The request: Wherever the word "Weir" turns up in a line of the entries, copy that line.

Dataset:

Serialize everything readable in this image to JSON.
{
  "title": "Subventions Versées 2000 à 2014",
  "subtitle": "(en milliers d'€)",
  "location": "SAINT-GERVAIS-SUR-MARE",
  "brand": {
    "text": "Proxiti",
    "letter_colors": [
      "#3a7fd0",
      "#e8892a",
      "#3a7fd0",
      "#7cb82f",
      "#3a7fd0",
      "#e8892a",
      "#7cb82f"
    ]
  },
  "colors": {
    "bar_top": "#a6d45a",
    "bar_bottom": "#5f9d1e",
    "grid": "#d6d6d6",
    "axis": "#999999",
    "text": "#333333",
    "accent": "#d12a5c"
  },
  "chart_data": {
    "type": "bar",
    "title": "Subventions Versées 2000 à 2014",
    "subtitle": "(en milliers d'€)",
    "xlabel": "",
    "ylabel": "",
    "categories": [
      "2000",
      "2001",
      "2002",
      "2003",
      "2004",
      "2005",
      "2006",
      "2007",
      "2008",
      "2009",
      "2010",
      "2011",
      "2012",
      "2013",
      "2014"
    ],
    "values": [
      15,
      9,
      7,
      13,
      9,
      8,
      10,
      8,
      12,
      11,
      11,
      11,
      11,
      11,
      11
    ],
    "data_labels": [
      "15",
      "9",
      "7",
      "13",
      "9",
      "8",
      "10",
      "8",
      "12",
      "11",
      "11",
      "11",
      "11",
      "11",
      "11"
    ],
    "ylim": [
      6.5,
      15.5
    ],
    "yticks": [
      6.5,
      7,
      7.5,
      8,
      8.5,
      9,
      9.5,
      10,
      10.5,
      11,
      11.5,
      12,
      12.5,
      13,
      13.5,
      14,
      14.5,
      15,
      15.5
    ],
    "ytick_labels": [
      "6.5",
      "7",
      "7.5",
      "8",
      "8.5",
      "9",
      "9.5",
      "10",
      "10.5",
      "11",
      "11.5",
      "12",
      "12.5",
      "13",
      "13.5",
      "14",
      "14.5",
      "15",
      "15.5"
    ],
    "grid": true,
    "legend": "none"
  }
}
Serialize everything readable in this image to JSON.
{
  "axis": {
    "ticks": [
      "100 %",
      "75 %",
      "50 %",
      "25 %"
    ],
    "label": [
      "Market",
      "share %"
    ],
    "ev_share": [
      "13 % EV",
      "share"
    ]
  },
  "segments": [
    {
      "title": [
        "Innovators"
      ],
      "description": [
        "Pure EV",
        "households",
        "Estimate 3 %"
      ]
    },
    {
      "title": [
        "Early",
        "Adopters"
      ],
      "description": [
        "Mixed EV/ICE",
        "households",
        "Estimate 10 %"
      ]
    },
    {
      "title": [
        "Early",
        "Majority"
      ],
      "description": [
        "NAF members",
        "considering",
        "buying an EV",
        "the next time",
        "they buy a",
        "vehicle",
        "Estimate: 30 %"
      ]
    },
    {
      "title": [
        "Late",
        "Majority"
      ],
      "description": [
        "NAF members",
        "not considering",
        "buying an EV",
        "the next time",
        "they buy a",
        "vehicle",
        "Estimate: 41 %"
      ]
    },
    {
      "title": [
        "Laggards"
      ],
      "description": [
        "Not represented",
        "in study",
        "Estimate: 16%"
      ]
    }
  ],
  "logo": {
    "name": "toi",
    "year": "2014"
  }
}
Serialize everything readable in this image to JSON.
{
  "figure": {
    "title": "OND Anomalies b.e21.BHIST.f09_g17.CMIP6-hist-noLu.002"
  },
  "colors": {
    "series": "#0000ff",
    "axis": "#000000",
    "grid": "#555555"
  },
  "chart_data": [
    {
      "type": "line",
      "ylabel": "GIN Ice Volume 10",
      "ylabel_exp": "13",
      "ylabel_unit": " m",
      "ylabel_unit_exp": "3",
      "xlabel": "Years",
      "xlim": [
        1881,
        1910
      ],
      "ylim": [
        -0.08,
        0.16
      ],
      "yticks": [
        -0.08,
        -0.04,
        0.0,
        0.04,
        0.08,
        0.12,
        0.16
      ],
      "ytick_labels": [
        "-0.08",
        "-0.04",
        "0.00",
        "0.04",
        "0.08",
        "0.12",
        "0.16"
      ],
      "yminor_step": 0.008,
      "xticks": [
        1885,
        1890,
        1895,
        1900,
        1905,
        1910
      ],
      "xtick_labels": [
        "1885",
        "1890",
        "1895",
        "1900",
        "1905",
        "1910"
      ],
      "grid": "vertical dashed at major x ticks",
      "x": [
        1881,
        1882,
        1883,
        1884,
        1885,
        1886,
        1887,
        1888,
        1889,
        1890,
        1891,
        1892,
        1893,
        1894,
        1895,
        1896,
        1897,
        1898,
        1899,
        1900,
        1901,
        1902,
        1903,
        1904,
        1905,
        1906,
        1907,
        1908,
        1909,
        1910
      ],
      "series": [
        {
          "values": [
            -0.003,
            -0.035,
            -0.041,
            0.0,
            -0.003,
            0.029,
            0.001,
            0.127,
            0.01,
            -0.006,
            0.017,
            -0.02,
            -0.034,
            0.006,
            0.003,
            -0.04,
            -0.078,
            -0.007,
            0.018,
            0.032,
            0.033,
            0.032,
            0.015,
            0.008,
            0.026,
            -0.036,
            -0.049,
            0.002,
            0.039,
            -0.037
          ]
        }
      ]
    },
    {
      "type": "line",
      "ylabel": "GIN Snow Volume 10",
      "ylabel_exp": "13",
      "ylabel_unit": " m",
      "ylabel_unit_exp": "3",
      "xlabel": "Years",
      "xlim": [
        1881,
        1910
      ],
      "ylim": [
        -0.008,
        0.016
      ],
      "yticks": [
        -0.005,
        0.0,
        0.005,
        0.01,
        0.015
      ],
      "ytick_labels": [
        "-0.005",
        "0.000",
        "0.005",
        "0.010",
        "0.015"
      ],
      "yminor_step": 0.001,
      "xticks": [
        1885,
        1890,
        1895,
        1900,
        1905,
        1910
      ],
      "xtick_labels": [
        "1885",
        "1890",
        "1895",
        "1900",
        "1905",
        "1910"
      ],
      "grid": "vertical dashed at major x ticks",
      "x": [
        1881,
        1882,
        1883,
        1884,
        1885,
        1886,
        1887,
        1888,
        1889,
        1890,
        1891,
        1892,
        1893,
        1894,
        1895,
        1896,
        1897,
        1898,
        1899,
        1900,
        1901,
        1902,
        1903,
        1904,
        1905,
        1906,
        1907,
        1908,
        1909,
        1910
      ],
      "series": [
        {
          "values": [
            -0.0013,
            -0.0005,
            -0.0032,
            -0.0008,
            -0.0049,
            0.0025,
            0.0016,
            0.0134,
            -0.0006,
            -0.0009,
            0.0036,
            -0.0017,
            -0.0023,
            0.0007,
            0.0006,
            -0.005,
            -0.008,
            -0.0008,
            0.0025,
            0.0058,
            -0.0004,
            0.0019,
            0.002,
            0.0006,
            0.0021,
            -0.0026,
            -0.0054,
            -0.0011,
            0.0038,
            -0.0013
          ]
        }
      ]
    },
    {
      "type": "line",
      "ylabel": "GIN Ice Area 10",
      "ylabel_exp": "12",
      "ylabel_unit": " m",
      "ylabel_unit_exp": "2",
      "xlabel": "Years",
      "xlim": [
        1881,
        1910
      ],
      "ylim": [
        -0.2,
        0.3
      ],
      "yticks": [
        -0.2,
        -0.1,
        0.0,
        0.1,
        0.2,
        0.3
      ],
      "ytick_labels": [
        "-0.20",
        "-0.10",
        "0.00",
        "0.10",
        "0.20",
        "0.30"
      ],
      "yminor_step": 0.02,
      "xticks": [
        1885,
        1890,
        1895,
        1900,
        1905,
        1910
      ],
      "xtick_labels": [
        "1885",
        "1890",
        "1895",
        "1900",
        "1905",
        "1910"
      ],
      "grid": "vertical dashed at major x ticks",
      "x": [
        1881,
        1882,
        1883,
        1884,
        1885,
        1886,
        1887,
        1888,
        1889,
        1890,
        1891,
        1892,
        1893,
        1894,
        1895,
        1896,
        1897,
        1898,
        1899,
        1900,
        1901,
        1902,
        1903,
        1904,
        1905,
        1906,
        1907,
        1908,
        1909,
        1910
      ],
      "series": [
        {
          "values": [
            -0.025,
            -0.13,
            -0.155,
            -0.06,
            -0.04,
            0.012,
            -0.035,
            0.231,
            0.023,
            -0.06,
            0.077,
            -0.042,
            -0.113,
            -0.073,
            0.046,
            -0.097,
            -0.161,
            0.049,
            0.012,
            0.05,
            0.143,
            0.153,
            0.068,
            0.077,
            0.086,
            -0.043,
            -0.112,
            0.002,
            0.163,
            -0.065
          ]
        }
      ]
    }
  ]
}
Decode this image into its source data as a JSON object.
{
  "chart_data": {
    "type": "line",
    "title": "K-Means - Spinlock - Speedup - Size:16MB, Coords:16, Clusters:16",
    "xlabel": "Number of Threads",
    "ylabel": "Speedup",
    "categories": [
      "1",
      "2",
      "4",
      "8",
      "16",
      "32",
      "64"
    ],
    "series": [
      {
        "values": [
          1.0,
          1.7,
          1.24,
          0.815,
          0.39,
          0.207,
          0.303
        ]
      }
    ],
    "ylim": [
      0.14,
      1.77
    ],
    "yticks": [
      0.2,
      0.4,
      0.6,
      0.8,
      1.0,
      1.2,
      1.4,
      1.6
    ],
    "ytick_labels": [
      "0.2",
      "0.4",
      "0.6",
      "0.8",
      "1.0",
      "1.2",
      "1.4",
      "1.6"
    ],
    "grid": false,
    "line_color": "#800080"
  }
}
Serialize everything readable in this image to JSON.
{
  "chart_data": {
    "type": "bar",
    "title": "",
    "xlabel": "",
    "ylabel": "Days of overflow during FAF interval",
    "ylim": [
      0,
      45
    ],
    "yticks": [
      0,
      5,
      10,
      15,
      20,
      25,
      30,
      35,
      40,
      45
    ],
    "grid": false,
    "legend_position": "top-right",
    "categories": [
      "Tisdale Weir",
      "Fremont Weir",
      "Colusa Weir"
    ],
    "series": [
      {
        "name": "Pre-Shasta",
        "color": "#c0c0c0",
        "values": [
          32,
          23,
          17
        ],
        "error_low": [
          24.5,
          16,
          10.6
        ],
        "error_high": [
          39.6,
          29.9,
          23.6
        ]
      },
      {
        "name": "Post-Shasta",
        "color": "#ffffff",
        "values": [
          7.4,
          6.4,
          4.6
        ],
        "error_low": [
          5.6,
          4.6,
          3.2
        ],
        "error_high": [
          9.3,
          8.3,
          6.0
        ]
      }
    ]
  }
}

Written solution:
      "Tisdale Weir",
      "Fremont Weir",
      "Colusa Weir"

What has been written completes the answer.